▶ _What is asked_
For the entries that follow, state how many lines include the word "医疗保健", giving the number and nothing else.

▶ _Dataset records_
+-------+

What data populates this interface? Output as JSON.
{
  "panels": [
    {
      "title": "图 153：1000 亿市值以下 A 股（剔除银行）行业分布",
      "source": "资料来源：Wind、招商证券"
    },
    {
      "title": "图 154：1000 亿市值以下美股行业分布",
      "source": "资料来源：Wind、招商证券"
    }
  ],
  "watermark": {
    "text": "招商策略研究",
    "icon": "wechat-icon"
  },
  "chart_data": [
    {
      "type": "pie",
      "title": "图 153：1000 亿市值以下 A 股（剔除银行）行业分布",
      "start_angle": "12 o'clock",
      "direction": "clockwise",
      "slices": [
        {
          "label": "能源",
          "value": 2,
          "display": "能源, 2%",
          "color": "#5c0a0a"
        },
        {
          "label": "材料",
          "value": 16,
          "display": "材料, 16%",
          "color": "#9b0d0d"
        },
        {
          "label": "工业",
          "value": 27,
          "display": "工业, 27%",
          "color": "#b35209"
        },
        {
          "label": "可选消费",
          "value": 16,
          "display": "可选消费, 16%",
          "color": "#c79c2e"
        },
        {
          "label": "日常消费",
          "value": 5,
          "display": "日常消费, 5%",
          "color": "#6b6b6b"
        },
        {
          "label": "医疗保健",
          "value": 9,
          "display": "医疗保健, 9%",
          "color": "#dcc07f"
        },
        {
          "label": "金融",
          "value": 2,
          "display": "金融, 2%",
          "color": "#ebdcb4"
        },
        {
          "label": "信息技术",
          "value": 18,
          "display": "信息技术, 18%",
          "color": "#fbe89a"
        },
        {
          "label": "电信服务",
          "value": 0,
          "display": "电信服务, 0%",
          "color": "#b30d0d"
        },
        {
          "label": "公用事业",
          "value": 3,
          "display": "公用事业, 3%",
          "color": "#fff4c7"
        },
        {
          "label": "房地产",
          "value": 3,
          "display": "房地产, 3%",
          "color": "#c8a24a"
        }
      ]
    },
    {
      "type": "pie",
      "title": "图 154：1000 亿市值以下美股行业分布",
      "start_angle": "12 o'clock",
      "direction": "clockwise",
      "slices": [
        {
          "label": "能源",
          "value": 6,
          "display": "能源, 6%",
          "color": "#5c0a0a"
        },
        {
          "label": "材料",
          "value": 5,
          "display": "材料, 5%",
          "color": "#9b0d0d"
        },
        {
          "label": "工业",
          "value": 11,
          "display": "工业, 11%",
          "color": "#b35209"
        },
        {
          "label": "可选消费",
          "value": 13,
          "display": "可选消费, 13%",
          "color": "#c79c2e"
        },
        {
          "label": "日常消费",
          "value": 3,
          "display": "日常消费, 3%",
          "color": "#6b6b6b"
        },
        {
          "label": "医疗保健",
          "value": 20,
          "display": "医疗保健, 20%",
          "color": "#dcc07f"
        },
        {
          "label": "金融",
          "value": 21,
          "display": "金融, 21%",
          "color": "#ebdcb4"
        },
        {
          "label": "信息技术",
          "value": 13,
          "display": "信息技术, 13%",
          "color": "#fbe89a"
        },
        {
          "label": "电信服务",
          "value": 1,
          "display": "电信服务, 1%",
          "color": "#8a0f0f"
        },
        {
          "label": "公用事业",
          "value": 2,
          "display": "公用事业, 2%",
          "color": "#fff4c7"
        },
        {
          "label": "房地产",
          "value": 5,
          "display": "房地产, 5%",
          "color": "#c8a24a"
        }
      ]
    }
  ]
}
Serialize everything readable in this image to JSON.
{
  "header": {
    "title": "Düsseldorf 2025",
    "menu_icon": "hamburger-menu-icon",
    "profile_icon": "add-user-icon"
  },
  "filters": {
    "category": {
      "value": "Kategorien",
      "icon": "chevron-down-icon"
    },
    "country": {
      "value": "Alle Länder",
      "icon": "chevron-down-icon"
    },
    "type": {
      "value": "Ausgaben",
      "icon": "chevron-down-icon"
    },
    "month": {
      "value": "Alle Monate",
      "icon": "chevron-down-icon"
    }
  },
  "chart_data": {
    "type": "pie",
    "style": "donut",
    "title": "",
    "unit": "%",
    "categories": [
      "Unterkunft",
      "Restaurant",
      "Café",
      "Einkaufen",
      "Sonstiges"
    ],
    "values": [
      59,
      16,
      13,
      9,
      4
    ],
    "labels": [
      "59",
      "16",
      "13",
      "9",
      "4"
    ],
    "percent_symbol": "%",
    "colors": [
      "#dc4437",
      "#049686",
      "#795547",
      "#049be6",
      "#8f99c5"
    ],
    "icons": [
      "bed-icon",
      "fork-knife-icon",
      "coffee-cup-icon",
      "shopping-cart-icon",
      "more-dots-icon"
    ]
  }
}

+-------+

▶ _Answer below_
4